▸ Your goal
Count how many lines below contain the word "this", then give that number alone.

▸ Source material
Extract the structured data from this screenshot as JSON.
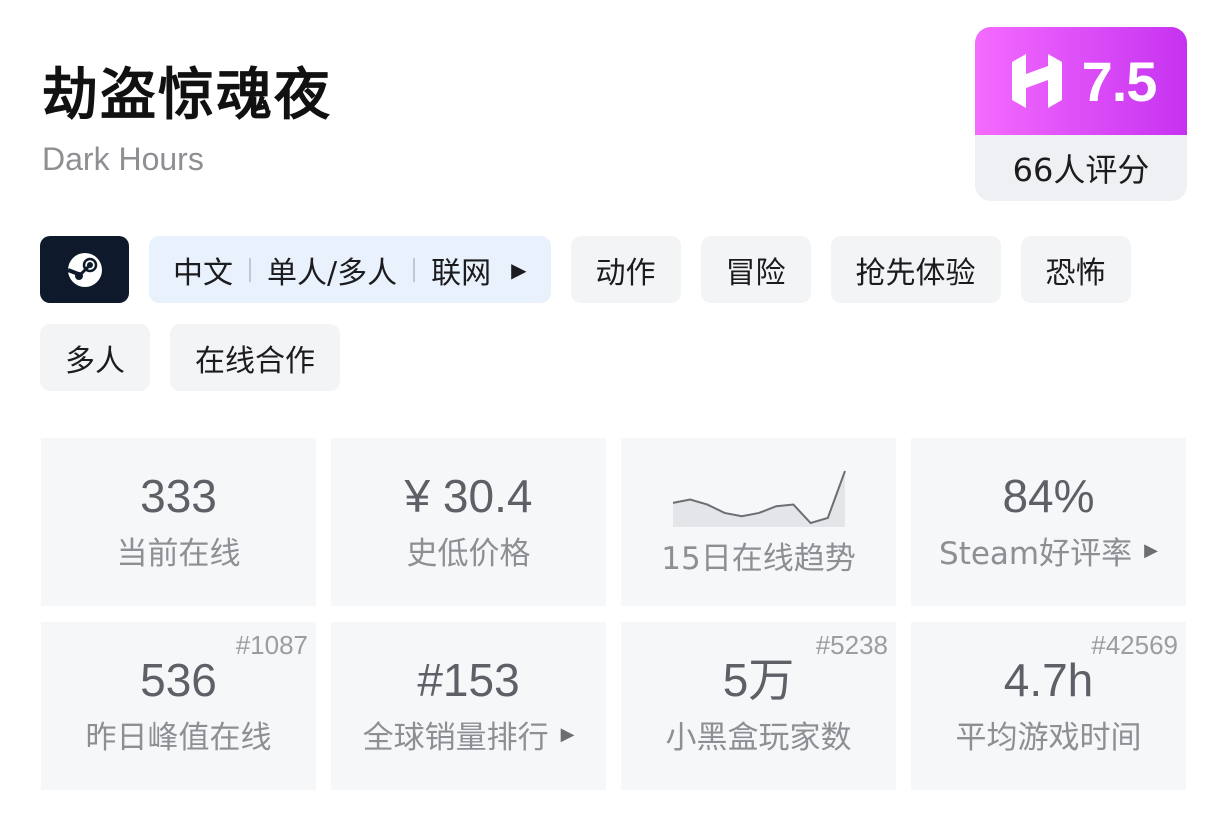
{
  "game": {
    "title": "劫盗惊魂夜",
    "subtitle": "Dark Hours"
  },
  "score": {
    "value": "7.5",
    "count_label": "66人评分",
    "gradient": [
      "#f46bff",
      "#c632f0"
    ]
  },
  "platform": {
    "icon": "steam-icon",
    "color": "#0e1a2b"
  },
  "info_tag": {
    "items": [
      "中文",
      "单人/多人",
      "联网"
    ],
    "arrow": "▶"
  },
  "tags": [
    "动作",
    "冒险",
    "抢先体验",
    "恐怖",
    "多人",
    "在线合作"
  ],
  "stats": [
    {
      "value": "333",
      "label": "当前在线",
      "rank": ""
    },
    {
      "value": "¥ 30.4",
      "label": "史低价格",
      "rank": ""
    },
    {
      "value": "",
      "label": "15日在线趋势",
      "rank": ""
    },
    {
      "value": "84%",
      "label": "Steam好评率",
      "rank": "",
      "caret": "▶"
    },
    {
      "value": "536",
      "label": "昨日峰值在线",
      "rank": "#1087"
    },
    {
      "value": "#153",
      "label": "全球销量排行",
      "rank": "",
      "caret": "▶"
    },
    {
      "value": "5万",
      "label": "小黑盒玩家数",
      "rank": "#5238"
    },
    {
      "value": "4.7h",
      "label": "平均游戏时间",
      "rank": "#42569"
    }
  ],
  "trend": {
    "values": [
      44,
      46,
      43,
      38,
      36,
      38,
      42,
      43,
      32,
      35,
      63
    ]
  }
}
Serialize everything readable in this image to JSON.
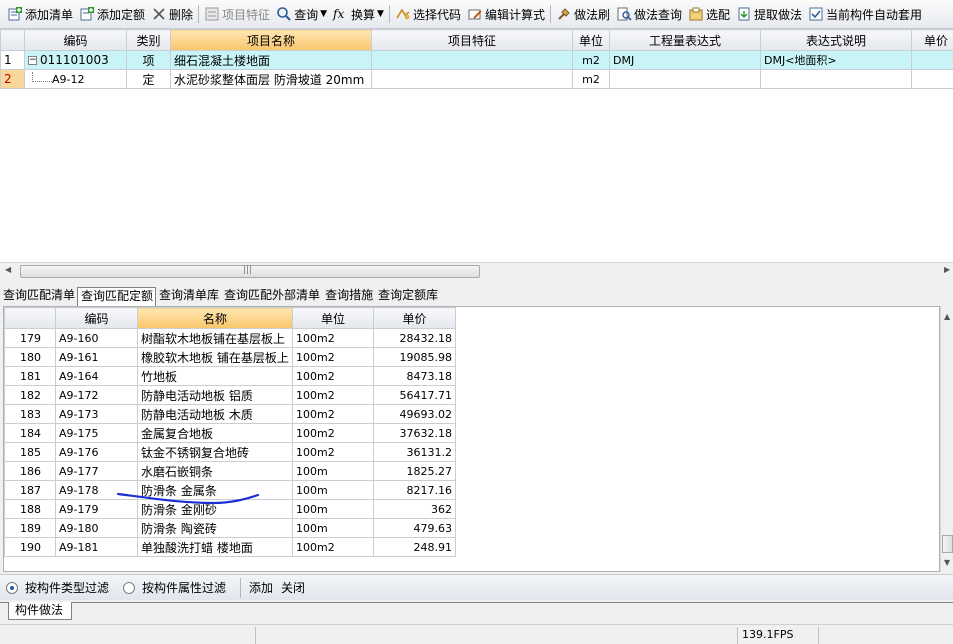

▸ Task solution
2